## Travail demandé:
D'après l'extrait choisi sur « Moderato Cantabile », quelle œuvre l'enfant est-il capable d'interpréter ?

## Extrait choisi:
Moderato Cantabile


"Moderato Cantabile" est un ouvrage publié en 1958 alors que la carrière de Marguerite Duras est déjà bien lancée. 1958, c'est également ses premiers essais dans le cinéma, essais qui sont à l'origine de la diversité des activités de l'écrivaine.

Couverture du livre Moderato Cantabile

Personnages

Un professeur de Piano, Mlle Giraud, revêche et obstinée dans sa volonté de faire changer Anne Desbaresdes de mode d’éducation de son enfant. Elle oppose à la mère l’idée qu’il faut imposer sa loi, la loi et la volonté de l’adulte, et cela au risque de l'arbitraire. Enfin Mlle Giraud promet à la mère beaucoup de difficultés avec son enfant si elle ne change pas à cet égard.

L’enfant : il est blond, joueur, solitaire, il aime l’activité du port, les bateaux et leurs mouvements. Il câline sa mère dans une continuelle nécessité d’être rassuré par sa présence, il aime sa mère et sait se conduire avec elle, en "petit homme". Il oppose aux consignes du professeur de piano une obstination sourde et désinvolte. Il n’aime pas les leçons de piano répétitives et ennuyeuses alors qu’il réussit très bien quand il accepte la consigne; il est doué, il est capable d'une interprétation musicale de la sonatine de Diabelli. Il aime la musique qu'il joue et chante l'air avec plaisir. Il est conscient de l'amour de sa mère et il est un complice docile des escapades maternelles.

## Données fournies:
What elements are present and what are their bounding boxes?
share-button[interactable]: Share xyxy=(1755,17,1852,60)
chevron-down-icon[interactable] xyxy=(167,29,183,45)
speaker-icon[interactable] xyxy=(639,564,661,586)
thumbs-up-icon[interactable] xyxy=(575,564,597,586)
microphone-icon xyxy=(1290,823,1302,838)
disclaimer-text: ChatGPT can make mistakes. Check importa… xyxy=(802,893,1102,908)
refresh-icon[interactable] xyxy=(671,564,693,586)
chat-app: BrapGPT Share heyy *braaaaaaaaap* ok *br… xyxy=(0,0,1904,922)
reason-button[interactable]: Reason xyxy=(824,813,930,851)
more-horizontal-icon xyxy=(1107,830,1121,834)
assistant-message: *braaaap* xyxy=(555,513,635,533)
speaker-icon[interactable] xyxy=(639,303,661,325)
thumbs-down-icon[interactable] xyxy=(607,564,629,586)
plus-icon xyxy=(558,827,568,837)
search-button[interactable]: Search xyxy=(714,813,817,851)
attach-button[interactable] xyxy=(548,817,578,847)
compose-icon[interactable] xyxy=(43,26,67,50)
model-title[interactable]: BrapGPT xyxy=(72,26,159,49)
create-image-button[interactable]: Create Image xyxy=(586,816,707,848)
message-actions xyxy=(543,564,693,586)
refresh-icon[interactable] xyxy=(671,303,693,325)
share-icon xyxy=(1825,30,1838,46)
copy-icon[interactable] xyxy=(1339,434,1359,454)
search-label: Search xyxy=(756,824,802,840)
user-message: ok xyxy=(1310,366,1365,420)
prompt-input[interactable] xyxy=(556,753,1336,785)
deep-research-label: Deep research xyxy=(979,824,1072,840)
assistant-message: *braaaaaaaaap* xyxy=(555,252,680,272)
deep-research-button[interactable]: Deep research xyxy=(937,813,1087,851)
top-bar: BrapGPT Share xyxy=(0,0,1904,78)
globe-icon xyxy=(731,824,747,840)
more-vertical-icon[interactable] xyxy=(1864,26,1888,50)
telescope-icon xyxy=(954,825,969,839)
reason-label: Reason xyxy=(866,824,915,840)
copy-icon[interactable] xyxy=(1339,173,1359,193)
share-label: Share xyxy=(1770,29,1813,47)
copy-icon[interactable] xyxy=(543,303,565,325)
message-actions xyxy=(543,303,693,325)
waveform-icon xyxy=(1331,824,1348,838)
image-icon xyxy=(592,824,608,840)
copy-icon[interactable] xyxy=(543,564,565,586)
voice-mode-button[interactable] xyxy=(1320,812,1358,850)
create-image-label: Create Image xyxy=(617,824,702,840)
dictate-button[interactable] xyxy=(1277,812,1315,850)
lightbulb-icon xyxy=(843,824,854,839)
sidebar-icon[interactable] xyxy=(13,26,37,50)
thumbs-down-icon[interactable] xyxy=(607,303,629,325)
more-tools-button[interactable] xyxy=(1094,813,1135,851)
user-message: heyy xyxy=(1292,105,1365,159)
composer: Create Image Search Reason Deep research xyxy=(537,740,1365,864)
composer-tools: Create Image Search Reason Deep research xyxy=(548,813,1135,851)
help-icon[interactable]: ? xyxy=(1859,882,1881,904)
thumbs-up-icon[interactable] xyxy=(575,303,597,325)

## Résultat obtenu:
La sonatine de Diabelli.